→ Task prompt: Give the data below again, word for word.

→ Data items:
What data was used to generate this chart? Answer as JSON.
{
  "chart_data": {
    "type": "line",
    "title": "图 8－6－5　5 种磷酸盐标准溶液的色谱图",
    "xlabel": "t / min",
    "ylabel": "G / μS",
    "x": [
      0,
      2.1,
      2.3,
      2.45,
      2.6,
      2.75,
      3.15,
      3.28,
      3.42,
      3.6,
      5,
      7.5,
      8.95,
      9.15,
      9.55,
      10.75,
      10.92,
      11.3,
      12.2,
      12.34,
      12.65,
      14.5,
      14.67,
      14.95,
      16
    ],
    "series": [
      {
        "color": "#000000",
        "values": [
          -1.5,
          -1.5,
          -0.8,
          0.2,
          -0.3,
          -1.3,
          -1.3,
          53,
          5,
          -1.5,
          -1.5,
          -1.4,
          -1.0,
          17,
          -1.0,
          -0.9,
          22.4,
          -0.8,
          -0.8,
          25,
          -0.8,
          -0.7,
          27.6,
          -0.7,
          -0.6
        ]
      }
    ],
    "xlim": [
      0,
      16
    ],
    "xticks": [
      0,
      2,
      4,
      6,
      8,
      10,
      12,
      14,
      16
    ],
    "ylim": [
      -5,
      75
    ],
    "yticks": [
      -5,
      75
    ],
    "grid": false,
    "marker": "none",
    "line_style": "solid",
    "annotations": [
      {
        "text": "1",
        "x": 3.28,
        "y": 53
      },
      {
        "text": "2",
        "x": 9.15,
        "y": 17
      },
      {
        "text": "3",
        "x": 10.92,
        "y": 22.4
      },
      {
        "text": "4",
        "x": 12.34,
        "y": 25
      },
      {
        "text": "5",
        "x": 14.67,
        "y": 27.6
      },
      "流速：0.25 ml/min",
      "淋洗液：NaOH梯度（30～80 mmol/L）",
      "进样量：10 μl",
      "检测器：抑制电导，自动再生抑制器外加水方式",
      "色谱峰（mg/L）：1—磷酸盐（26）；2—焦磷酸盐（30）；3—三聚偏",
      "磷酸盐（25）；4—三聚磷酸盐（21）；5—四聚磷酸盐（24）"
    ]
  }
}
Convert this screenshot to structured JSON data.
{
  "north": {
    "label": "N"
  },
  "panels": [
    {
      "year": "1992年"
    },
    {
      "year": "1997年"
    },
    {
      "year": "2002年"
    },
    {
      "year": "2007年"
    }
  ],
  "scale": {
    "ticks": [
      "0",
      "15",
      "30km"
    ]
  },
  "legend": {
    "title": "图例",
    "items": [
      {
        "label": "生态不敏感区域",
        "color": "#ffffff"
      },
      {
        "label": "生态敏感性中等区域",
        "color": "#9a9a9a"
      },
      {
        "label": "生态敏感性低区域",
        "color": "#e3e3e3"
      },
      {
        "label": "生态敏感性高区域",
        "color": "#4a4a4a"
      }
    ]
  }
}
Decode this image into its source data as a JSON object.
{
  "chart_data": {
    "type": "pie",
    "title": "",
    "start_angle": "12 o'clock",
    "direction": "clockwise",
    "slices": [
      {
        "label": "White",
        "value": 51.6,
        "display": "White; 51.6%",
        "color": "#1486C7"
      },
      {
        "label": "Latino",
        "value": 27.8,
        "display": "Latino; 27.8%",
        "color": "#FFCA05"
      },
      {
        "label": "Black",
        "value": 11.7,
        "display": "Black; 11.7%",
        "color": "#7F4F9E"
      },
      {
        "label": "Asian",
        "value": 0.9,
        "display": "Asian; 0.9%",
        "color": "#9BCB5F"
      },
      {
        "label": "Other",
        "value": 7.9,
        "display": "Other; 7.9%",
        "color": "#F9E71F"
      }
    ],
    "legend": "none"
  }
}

→ Output:
What data was used to generate this chart? Answer as JSON.
{
  "chart_data": {
    "type": "line",
    "title": "图 8－6－5　5 种磷酸盐标准溶液的色谱图",
    "xlabel": "t / min",
    "ylabel": "G / μS",
    "x": [
      0,
      2.1,
      2.3,
      2.45,
      2.6,
      2.75,
      3.15,
      3.28,
      3.42,
      3.6,
      5,
      7.5,
      8.95,
      9.15,
      9.55,
      10.75,
      10.92,
      11.3,
      12.2,
      12.34,
      12.65,
      14.5,
      14.67,
      14.95,
      16
    ],
    "series": [
      {
        "color": "#000000",
        "values": [
          -1.5,
          -1.5,
          -0.8,
          0.2,
          -0.3,
          -1.3,
          -1.3,
          53,
          5,
          -1.5,
          -1.5,
          -1.4,
          -1.0,
          17,
          -1.0,
          -0.9,
          22.4,
          -0.8,
          -0.8,
          25,
          -0.8,
          -0.7,
          27.6,
          -0.7,
          -0.6
        ]
      }
    ],
    "xlim": [
      0,
      16
    ],
    "xticks": [
      0,
      2,
      4,
      6,
      8,
      10,
      12,
      14,
      16
    ],
    "ylim": [
      -5,
      75
    ],
    "yticks": [
      -5,
      75
    ],
    "grid": false,
    "marker": "none",
    "line_style": "solid",
    "annotations": [
      {
        "text": "1",
        "x": 3.28,
        "y": 53
      },
      {
        "text": "2",
        "x": 9.15,
        "y": 17
      },
      {
        "text": "3",
        "x": 10.92,
        "y": 22.4
      },
      {
        "text": "4",
        "x": 12.34,
        "y": 25
      },
      {
        "text": "5",
        "x": 14.67,
        "y": 27.6
      },
      "流速：0.25 ml/min",
      "淋洗液：NaOH梯度（30～80 mmol/L）",
      "进样量：10 μl",
      "检测器：抑制电导，自动再生抑制器外加水方式",
      "色谱峰（mg/L）：1—磷酸盐（26）；2—焦磷酸盐（30）；3—三聚偏",
      "磷酸盐（25）；4—三聚磷酸盐（21）；5—四聚磷酸盐（24）"
    ]
  }
}
Convert this screenshot to structured JSON data.
{
  "north": {
    "label": "N"
  },
  "panels": [
    {
      "year": "1992年"
    },
    {
      "year": "1997年"
    },
    {
      "year": "2002年"
    },
    {
      "year": "2007年"
    }
  ],
  "scale": {
    "ticks": [
      "0",
      "15",
      "30km"
    ]
  },
  "legend": {
    "title": "图例",
    "items": [
      {
        "label": "生态不敏感区域",
        "color": "#ffffff"
      },
      {
        "label": "生态敏感性中等区域",
        "color": "#9a9a9a"
      },
      {
        "label": "生态敏感性低区域",
        "color": "#e3e3e3"
      },
      {
        "label": "生态敏感性高区域",
        "color": "#4a4a4a"
      }
    ]
  }
}
Decode this image into its source data as a JSON object.
{
  "chart_data": {
    "type": "pie",
    "title": "",
    "start_angle": "12 o'clock",
    "direction": "clockwise",
    "slices": [
      {
        "label": "White",
        "value": 51.6,
        "display": "White; 51.6%",
        "color": "#1486C7"
      },
      {
        "label": "Latino",
        "value": 27.8,
        "display": "Latino; 27.8%",
        "color": "#FFCA05"
      },
      {
        "label": "Black",
        "value": 11.7,
        "display": "Black; 11.7%",
        "color": "#7F4F9E"
      },
      {
        "label": "Asian",
        "value": 0.9,
        "display": "Asian; 0.9%",
        "color": "#9BCB5F"
      },
      {
        "label": "Other",
        "value": 7.9,
        "display": "Other; 7.9%",
        "color": "#F9E71F"
      }
    ],
    "legend": "none"
  }
}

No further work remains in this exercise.